**What the exercise asks:**
Quote each line exactly, from the line that contains "What text is on this page?" down to the last line of the listing, and no other lines.

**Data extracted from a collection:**
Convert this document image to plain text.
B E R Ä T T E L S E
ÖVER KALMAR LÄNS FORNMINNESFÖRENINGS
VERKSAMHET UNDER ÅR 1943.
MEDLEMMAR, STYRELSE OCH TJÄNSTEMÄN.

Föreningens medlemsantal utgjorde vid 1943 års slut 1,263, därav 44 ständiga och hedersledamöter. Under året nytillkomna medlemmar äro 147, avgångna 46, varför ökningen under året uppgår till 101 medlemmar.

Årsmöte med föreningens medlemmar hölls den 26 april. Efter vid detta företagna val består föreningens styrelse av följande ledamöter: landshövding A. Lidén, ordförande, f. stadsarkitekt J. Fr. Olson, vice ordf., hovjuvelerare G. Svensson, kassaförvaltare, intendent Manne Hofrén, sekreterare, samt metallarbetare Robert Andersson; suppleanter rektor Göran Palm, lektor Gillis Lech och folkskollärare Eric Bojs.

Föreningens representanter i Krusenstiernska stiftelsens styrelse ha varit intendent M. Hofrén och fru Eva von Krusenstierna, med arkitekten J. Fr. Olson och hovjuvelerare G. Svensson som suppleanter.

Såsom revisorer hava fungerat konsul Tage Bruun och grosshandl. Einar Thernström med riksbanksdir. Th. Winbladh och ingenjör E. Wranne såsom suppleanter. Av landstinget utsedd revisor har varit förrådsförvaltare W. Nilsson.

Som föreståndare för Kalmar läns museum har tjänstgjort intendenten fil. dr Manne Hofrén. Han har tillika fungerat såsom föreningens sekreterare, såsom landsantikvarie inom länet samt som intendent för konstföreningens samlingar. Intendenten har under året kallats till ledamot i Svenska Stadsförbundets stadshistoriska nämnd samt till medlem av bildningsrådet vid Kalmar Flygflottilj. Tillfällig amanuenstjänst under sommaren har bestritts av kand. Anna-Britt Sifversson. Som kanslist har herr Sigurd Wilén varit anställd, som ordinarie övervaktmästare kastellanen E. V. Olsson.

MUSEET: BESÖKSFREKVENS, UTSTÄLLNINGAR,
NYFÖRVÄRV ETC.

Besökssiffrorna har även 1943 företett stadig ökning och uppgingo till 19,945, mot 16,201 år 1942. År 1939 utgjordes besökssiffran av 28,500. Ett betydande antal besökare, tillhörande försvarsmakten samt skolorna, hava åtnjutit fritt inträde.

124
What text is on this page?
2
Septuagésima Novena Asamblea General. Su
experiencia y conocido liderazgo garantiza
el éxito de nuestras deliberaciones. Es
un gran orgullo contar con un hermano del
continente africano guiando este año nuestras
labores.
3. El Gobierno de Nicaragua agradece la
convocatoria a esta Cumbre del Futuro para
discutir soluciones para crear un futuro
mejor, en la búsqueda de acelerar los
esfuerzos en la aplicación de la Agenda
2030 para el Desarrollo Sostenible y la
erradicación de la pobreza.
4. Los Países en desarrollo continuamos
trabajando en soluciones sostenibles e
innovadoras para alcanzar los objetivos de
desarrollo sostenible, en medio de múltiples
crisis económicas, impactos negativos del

**Written answer:**
What text is on this page?
2
Septuagésima Novena Asamblea General. Su
experiencia y conocido liderazgo garantiza
el éxito de nuestras deliberaciones. Es
un gran orgullo contar con un hermano del
continente africano guiando este año nuestras
labores.
3. El Gobierno de Nicaragua agradece la
convocatoria a esta Cumbre del Futuro para
discutir soluciones para crear un futuro
mejor, en la búsqueda de acelerar los
esfuerzos en la aplicación de la Agenda
2030 para el Desarrollo Sostenible y la
erradicación de la pobreza.
4. Los Países en desarrollo continuamos
trabajando en soluciones sostenibles e
innovadoras para alcanzar los objetivos de
desarrollo sostenible, en medio de múltiples
crisis económicas, impactos negativos del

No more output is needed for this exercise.